→ **Work instruction**: Your answer should repeat every line of the records below in which the word "xgco" appears.

Document layout detection data
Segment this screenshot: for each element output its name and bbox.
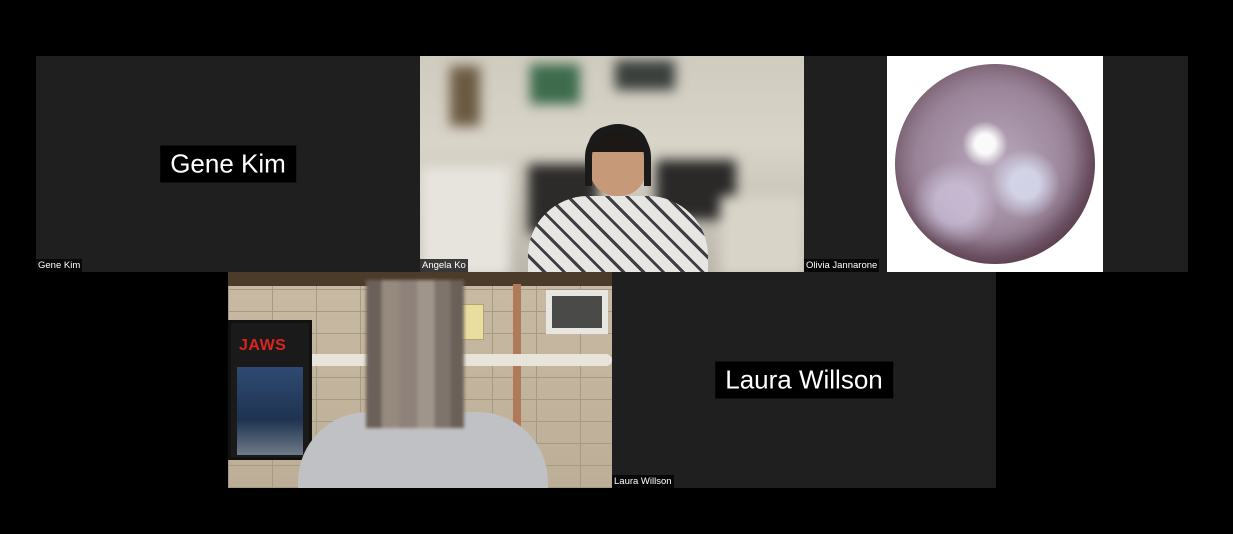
blurred-face [366,280,464,428]
poster-title: JAWS [239,337,287,354]
headphones [585,124,651,186]
participant-name-label: Angela Ko [420,259,468,272]
crystal-ball-image [895,64,1095,264]
participant-name-label: Laura Willson [612,475,674,488]
video-tile-participant[interactable]: JAWS [228,272,612,488]
participant-name-label: Olivia Jannarone [804,259,880,272]
video-feed: JAWS [228,272,612,488]
video-tile-angela-ko[interactable]: Angela Ko [420,56,804,272]
profile-picture [887,56,1103,272]
video-tile-olivia-jannarone[interactable]: Olivia Jannarone [804,56,1188,272]
participant-name-label: Gene Kim [36,259,83,272]
person-sweater [528,196,708,272]
participant-name-card: Laura Willson [715,361,893,399]
basement-window [546,290,608,334]
video-tile-gene-kim[interactable]: Gene Kim Gene Kim [36,56,420,272]
participant-name-card: Gene Kim [160,145,296,183]
movie-poster: JAWS [228,320,312,460]
video-feed [420,56,804,272]
video-tile-laura-willson[interactable]: Laura Willson Laura Willson [612,272,996,488]
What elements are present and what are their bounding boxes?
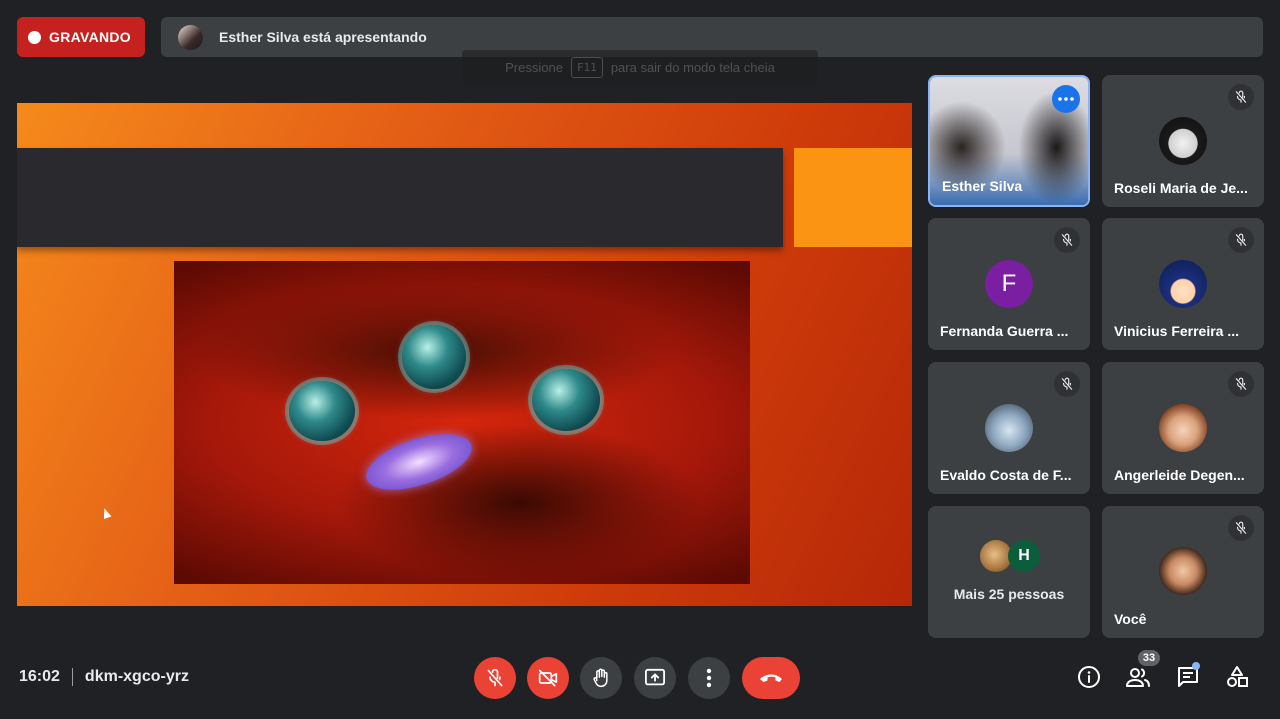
camera-off-icon xyxy=(538,669,558,687)
participant-avatar xyxy=(1159,260,1207,308)
participant-tile[interactable]: Esther Silva xyxy=(928,75,1090,207)
virus-particle xyxy=(289,381,355,441)
participant-tile[interactable]: F Fernanda Guerra ... xyxy=(928,218,1090,350)
participant-tile[interactable]: Roseli Maria de Je... xyxy=(1102,75,1264,207)
mic-toggle-button[interactable] xyxy=(474,657,516,699)
more-options-button[interactable] xyxy=(688,657,730,699)
avatar-letter: H xyxy=(1018,547,1030,564)
participant-letter-avatar: F xyxy=(985,260,1033,308)
participant-avatar xyxy=(1159,404,1207,452)
presenting-text: Esther Silva está apresentando xyxy=(219,29,427,45)
participant-avatar xyxy=(1159,117,1207,165)
participant-tile[interactable]: Vinicius Ferreira ... xyxy=(1102,218,1264,350)
mic-off-icon xyxy=(487,668,503,687)
mic-off-icon xyxy=(1228,515,1254,541)
mic-off-icon xyxy=(1228,84,1254,110)
blood-cell xyxy=(359,423,479,501)
activities-icon xyxy=(1227,666,1248,687)
participant-tile-self[interactable]: Você xyxy=(1102,506,1264,638)
mic-off-icon xyxy=(1228,371,1254,397)
activities-button[interactable] xyxy=(1223,663,1251,691)
meeting-code: dkm-xgco-yrz xyxy=(84,668,189,685)
participant-name: Roseli Maria de Je... xyxy=(1114,180,1248,196)
meeting-details-button[interactable] xyxy=(1075,663,1103,691)
mic-off-icon xyxy=(1054,227,1080,253)
participant-name: Você xyxy=(1114,611,1147,627)
presentation-stage xyxy=(17,103,912,606)
raise-hand-button[interactable] xyxy=(580,657,622,699)
chat-notification-dot xyxy=(1192,662,1200,670)
participant-name: Fernanda Guerra ... xyxy=(940,323,1069,339)
recording-label: GRAVANDO xyxy=(49,29,131,45)
more-people-label: Mais 25 pessoas xyxy=(953,586,1065,602)
presenter-avatar xyxy=(178,24,203,50)
leave-call-button[interactable] xyxy=(742,657,800,699)
divider xyxy=(71,668,73,686)
participant-name: Vinicius Ferreira ... xyxy=(1114,323,1240,339)
participant-tile[interactable]: Angerleide Degen... xyxy=(1102,362,1264,494)
info-icon xyxy=(1078,666,1100,688)
more-vert-icon xyxy=(706,668,712,688)
more-people-tile[interactable]: H Mais 25 pessoas xyxy=(928,506,1090,638)
participant-count-badge: 33 xyxy=(1138,650,1160,666)
more-options-button[interactable] xyxy=(1052,85,1080,113)
slide-title-band xyxy=(17,148,783,247)
hang-up-icon xyxy=(760,674,782,682)
present-screen-icon xyxy=(645,668,665,686)
hand-icon xyxy=(593,668,608,688)
people-icon xyxy=(1126,668,1150,687)
participant-tile[interactable]: Evaldo Costa de F... xyxy=(928,362,1090,494)
participants-button[interactable] xyxy=(1124,663,1152,691)
participant-avatar xyxy=(1159,547,1207,595)
participant-name: Esther Silva xyxy=(942,178,1023,194)
more-dots-icon xyxy=(1058,97,1074,101)
virus-particle xyxy=(402,325,466,389)
virus-particle xyxy=(532,369,600,431)
fullscreen-hint: Pressione F11 para sair do modo tela che… xyxy=(462,50,818,84)
stacked-letter-avatar: H xyxy=(1008,540,1040,572)
fullscreen-hint-key: F11 xyxy=(570,56,603,78)
participant-name: Evaldo Costa de F... xyxy=(940,467,1072,483)
slide-image-virus-bloodstream xyxy=(174,261,750,584)
mic-off-icon xyxy=(1054,371,1080,397)
avatar-letter: F xyxy=(1001,270,1017,297)
fullscreen-hint-prefix: Pressione xyxy=(505,59,563,75)
camera-toggle-button[interactable] xyxy=(527,657,569,699)
participant-avatar xyxy=(985,404,1033,452)
recording-dot-icon xyxy=(28,30,41,44)
participant-name: Angerleide Degen... xyxy=(1114,467,1245,483)
clock-time: 16:02 xyxy=(19,668,60,685)
slide-accent-block xyxy=(794,148,912,247)
fullscreen-hint-suffix: para sair do modo tela cheia xyxy=(610,59,775,75)
meeting-info: 16:02 dkm-xgco-yrz xyxy=(19,668,189,686)
present-screen-button[interactable] xyxy=(634,657,676,699)
recording-badge: GRAVANDO xyxy=(17,17,145,57)
mic-off-icon xyxy=(1228,227,1254,253)
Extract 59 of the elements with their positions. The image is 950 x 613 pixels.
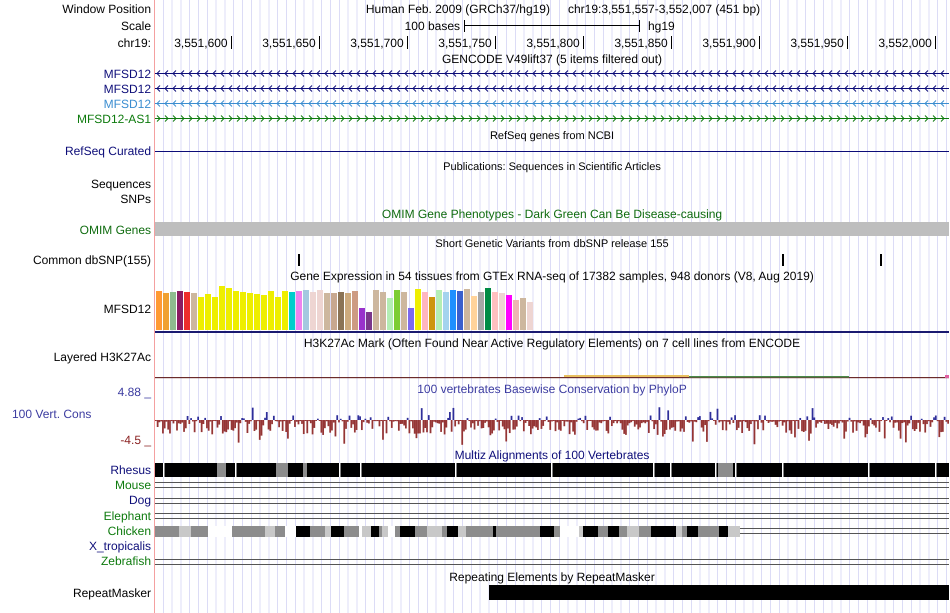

→ **Output for this exercise**:
meeting-code: dkm-xgco-yrz xyxy=(84,668,189,685)
meeting-info: 16:02 dkm-xgco-yrz xyxy=(19,668,189,686)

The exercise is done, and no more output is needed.